Records about charts and figures
[BEGIN]

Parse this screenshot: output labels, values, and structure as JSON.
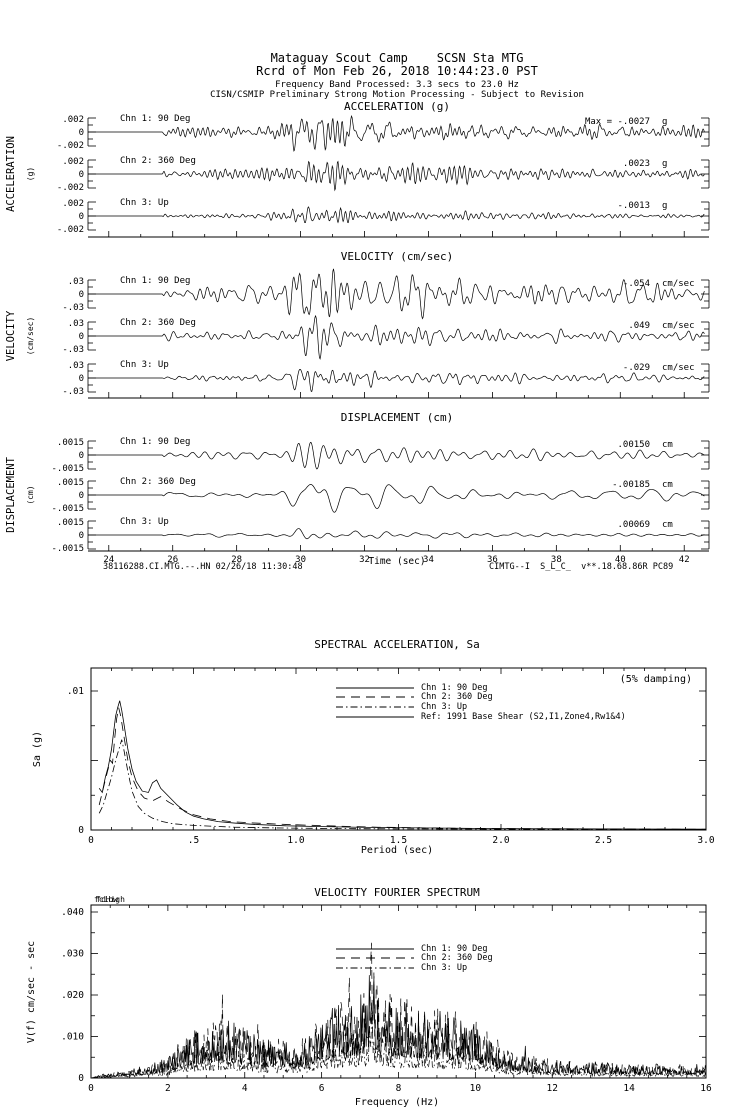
{
  "header": {
    "line1": "Mataguay Scout Camp    SCSN Sta MTG",
    "line2": "Rcrd of Mon Feb 26, 2018 10:44:23.0 PST",
    "line3": "Frequency Band Processed: 3.3 secs to 23.0 Hz",
    "line4": "CISN/CSMIP Preliminary Strong Motion Processing - Subject to Revision"
  },
  "footer": {
    "left": "38116288.CI.MTG.--.HN 02/26/18 11:30:48",
    "right": "CIMTG--I  S_L_C_  v**.18.68.86R PC89"
  },
  "trace_envelope": [
    [
      23.35,
      0
    ],
    [
      25.68,
      0
    ],
    [
      25.72,
      0.16
    ],
    [
      27.0,
      0.2
    ],
    [
      28.5,
      0.22
    ],
    [
      29.35,
      0.26
    ],
    [
      29.65,
      0.45
    ],
    [
      29.95,
      0.8
    ],
    [
      30.2,
      1.0
    ],
    [
      30.7,
      0.78
    ],
    [
      31.3,
      0.58
    ],
    [
      32.2,
      0.48
    ],
    [
      33.5,
      0.4
    ],
    [
      35.0,
      0.33
    ],
    [
      37.0,
      0.28
    ],
    [
      39.0,
      0.25
    ],
    [
      41.0,
      0.23
    ],
    [
      42.65,
      0.22
    ]
  ],
  "chart_data": [
    {
      "type": "line",
      "id": "acceleration",
      "title": "ACCELERATION (g)",
      "side_label": "ACCELERATION",
      "side_sublabel": "(g)",
      "full_scale": 0.002,
      "ytick_labels": [
        ".002",
        "0",
        "-.002"
      ],
      "x_range": [
        23.35,
        42.65
      ],
      "channels": [
        {
          "label": "Chn 1: 90 Deg",
          "max_value": -0.0027,
          "max_text": "Max =  -.0027",
          "unit": "g"
        },
        {
          "label": "Chn 2: 360 Deg",
          "max_value": 0.0023,
          "max_text": ".0023",
          "unit": "g"
        },
        {
          "label": "Chn 3: Up",
          "max_value": -0.0013,
          "max_text": "-.0013",
          "unit": "g"
        }
      ]
    },
    {
      "type": "line",
      "id": "velocity",
      "title": "VELOCITY (cm/sec)",
      "side_label": "VELOCITY",
      "side_sublabel": "(cm/sec)",
      "full_scale": 0.03,
      "ytick_labels": [
        ".03",
        "0",
        "-.03"
      ],
      "x_range": [
        23.35,
        42.65
      ],
      "channels": [
        {
          "label": "Chn 1: 90 Deg",
          "max_value": -0.054,
          "max_text": "-.054",
          "unit": "cm/sec"
        },
        {
          "label": "Chn 2: 360 Deg",
          "max_value": 0.049,
          "max_text": ".049",
          "unit": "cm/sec"
        },
        {
          "label": "Chn 3: Up",
          "max_value": -0.029,
          "max_text": "-.029",
          "unit": "cm/sec"
        }
      ]
    },
    {
      "type": "line",
      "id": "displacement",
      "title": "DISPLACEMENT (cm)",
      "side_label": "DISPLACEMENT",
      "side_sublabel": "(cm)",
      "full_scale": 0.0015,
      "ytick_labels": [
        ".0015",
        "0",
        "-.0015"
      ],
      "x_range": [
        23.35,
        42.65
      ],
      "xlabel": "Time (sec)",
      "xticks": [
        24,
        26,
        28,
        30,
        32,
        34,
        36,
        38,
        40,
        42
      ],
      "channels": [
        {
          "label": "Chn 1: 90 Deg",
          "max_value": 0.0015,
          "max_text": ".00150",
          "unit": "cm"
        },
        {
          "label": "Chn 2: 360 Deg",
          "max_value": -0.00185,
          "max_text": "-.00185",
          "unit": "cm"
        },
        {
          "label": "Chn 3: Up",
          "max_value": 0.00069,
          "max_text": ".00069",
          "unit": "cm"
        }
      ]
    },
    {
      "type": "line",
      "id": "spectral-acceleration",
      "title": "SPECTRAL ACCELERATION, Sa",
      "damping_note": "(5% damping)",
      "xlabel": "Period (sec)",
      "ylabel": "Sa (g)",
      "xlim": [
        0,
        3
      ],
      "ylim": [
        0,
        0.01
      ],
      "xtick_values": [
        0,
        0.5,
        1.0,
        1.5,
        2.0,
        2.5,
        3.0
      ],
      "xtick_labels": [
        "0",
        ".5",
        "1.0",
        "1.5",
        "2.0",
        "2.5",
        "3.0"
      ],
      "ytick_values": [
        0.01,
        0
      ],
      "ytick_labels": [
        ".01",
        "0"
      ],
      "series": [
        {
          "name": "Chn 1: 90 Deg",
          "style": "solid",
          "points": [
            [
              0.04,
              0.003
            ],
            [
              0.055,
              0.0027
            ],
            [
              0.07,
              0.0038
            ],
            [
              0.085,
              0.0046
            ],
            [
              0.1,
              0.0058
            ],
            [
              0.11,
              0.007
            ],
            [
              0.12,
              0.0082
            ],
            [
              0.13,
              0.0088
            ],
            [
              0.14,
              0.0093
            ],
            [
              0.15,
              0.0086
            ],
            [
              0.16,
              0.0077
            ],
            [
              0.18,
              0.0058
            ],
            [
              0.2,
              0.0044
            ],
            [
              0.22,
              0.0035
            ],
            [
              0.25,
              0.0028
            ],
            [
              0.28,
              0.0027
            ],
            [
              0.3,
              0.0034
            ],
            [
              0.32,
              0.0036
            ],
            [
              0.34,
              0.003
            ],
            [
              0.38,
              0.0024
            ],
            [
              0.42,
              0.0018
            ],
            [
              0.46,
              0.0013
            ],
            [
              0.5,
              0.001
            ],
            [
              0.55,
              0.0008
            ],
            [
              0.62,
              0.0006
            ],
            [
              0.7,
              0.0005
            ],
            [
              0.8,
              0.0004
            ],
            [
              0.95,
              0.0003
            ],
            [
              1.1,
              0.00025
            ],
            [
              1.3,
              0.0002
            ],
            [
              1.6,
              0.00015
            ],
            [
              2.0,
              0.0001
            ],
            [
              2.5,
              8e-05
            ],
            [
              3.0,
              6e-05
            ]
          ]
        },
        {
          "name": "Chn 2: 360 Deg",
          "style": "longdash",
          "points": [
            [
              0.04,
              0.0018
            ],
            [
              0.06,
              0.003
            ],
            [
              0.08,
              0.0042
            ],
            [
              0.095,
              0.005
            ],
            [
              0.105,
              0.0048
            ],
            [
              0.115,
              0.0065
            ],
            [
              0.125,
              0.008
            ],
            [
              0.135,
              0.0088
            ],
            [
              0.145,
              0.0082
            ],
            [
              0.16,
              0.0068
            ],
            [
              0.18,
              0.005
            ],
            [
              0.2,
              0.0038
            ],
            [
              0.23,
              0.0028
            ],
            [
              0.26,
              0.0023
            ],
            [
              0.3,
              0.0021
            ],
            [
              0.34,
              0.0024
            ],
            [
              0.38,
              0.002
            ],
            [
              0.44,
              0.0015
            ],
            [
              0.5,
              0.0011
            ],
            [
              0.58,
              0.0008
            ],
            [
              0.68,
              0.0006
            ],
            [
              0.8,
              0.0005
            ],
            [
              0.95,
              0.0004
            ],
            [
              1.15,
              0.0003
            ],
            [
              1.4,
              0.0002
            ],
            [
              1.8,
              0.00012
            ],
            [
              2.2,
              9e-05
            ],
            [
              2.6,
              7e-05
            ],
            [
              3.0,
              5e-05
            ]
          ]
        },
        {
          "name": "Chn 3: Up",
          "style": "dashdot",
          "points": [
            [
              0.04,
              0.0012
            ],
            [
              0.06,
              0.0018
            ],
            [
              0.08,
              0.0028
            ],
            [
              0.1,
              0.0038
            ],
            [
              0.12,
              0.005
            ],
            [
              0.14,
              0.006
            ],
            [
              0.15,
              0.0065
            ],
            [
              0.16,
              0.0058
            ],
            [
              0.18,
              0.0042
            ],
            [
              0.2,
              0.0028
            ],
            [
              0.23,
              0.0017
            ],
            [
              0.26,
              0.0012
            ],
            [
              0.3,
              0.00085
            ],
            [
              0.35,
              0.0006
            ],
            [
              0.4,
              0.00045
            ],
            [
              0.48,
              0.00035
            ],
            [
              0.58,
              0.00028
            ],
            [
              0.7,
              0.0002
            ],
            [
              0.9,
              0.00015
            ],
            [
              1.2,
              0.0001
            ],
            [
              1.6,
              8e-05
            ],
            [
              2.2,
              6e-05
            ],
            [
              3.0,
              4e-05
            ]
          ]
        },
        {
          "name": "Ref: 1991 Base Shear (S2,I1,Zone4,Rw1&4)",
          "style": "solid",
          "off_scale": true,
          "points": []
        }
      ]
    },
    {
      "type": "line",
      "id": "velocity-fourier-spectrum",
      "title": "VELOCITY FOURIER SPECTRUM",
      "xlabel": "Frequency (Hz)",
      "ylabel": "V(f)  cm/sec - sec",
      "xlim": [
        0,
        16
      ],
      "ylim": [
        0,
        0.04
      ],
      "xtick_values": [
        0,
        2,
        4,
        6,
        8,
        10,
        12,
        14,
        16
      ],
      "xtick_labels": [
        "0",
        "2",
        "4",
        "6",
        "8",
        "10",
        "12",
        "14",
        "16"
      ],
      "ytick_values": [
        0.04,
        0.03,
        0.02,
        0.01,
        0
      ],
      "ytick_labels": [
        ".040",
        ".030",
        ".020",
        ".010",
        "0"
      ],
      "annotations": [
        "fcLow",
        "fcHigh"
      ],
      "envelope": [
        [
          0,
          0
        ],
        [
          0.3,
          0.0008
        ],
        [
          0.8,
          0.0015
        ],
        [
          1.5,
          0.003
        ],
        [
          2.0,
          0.0045
        ],
        [
          2.4,
          0.009
        ],
        [
          2.8,
          0.011
        ],
        [
          3.2,
          0.012
        ],
        [
          3.6,
          0.013
        ],
        [
          4.0,
          0.011
        ],
        [
          4.4,
          0.009
        ],
        [
          4.8,
          0.0085
        ],
        [
          5.2,
          0.008
        ],
        [
          5.6,
          0.009
        ],
        [
          6.0,
          0.014
        ],
        [
          6.4,
          0.016
        ],
        [
          6.8,
          0.017
        ],
        [
          7.1,
          0.019
        ],
        [
          7.35,
          0.024
        ],
        [
          7.6,
          0.018
        ],
        [
          8.0,
          0.017
        ],
        [
          8.4,
          0.016
        ],
        [
          8.8,
          0.015
        ],
        [
          9.2,
          0.015
        ],
        [
          9.6,
          0.014
        ],
        [
          10.0,
          0.012
        ],
        [
          10.4,
          0.009
        ],
        [
          10.8,
          0.006
        ],
        [
          11.2,
          0.005
        ],
        [
          12.0,
          0.004
        ],
        [
          13.0,
          0.0035
        ],
        [
          14.0,
          0.003
        ],
        [
          15.0,
          0.003
        ],
        [
          16.0,
          0.0025
        ]
      ],
      "series": [
        {
          "name": "Chn 1: 90 Deg",
          "style": "solid",
          "scale": 1.0,
          "spike": 0.01
        },
        {
          "name": "Chn 2: 360 Deg",
          "style": "longdash",
          "scale": 1.05,
          "spike": 0.013
        },
        {
          "name": "Chn 3: Up",
          "style": "dashdot",
          "scale": 0.5,
          "spike": 0.003
        }
      ]
    }
  ]
}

[END]

→ Aim
Check each line of the records for "xlabel" and copy the ones that contain it.

→ Answer to the problem
      "xlabel": "Time (sec)",
      "xlabel": "Period (sec)",
      "xlabel": "Frequency (Hz)",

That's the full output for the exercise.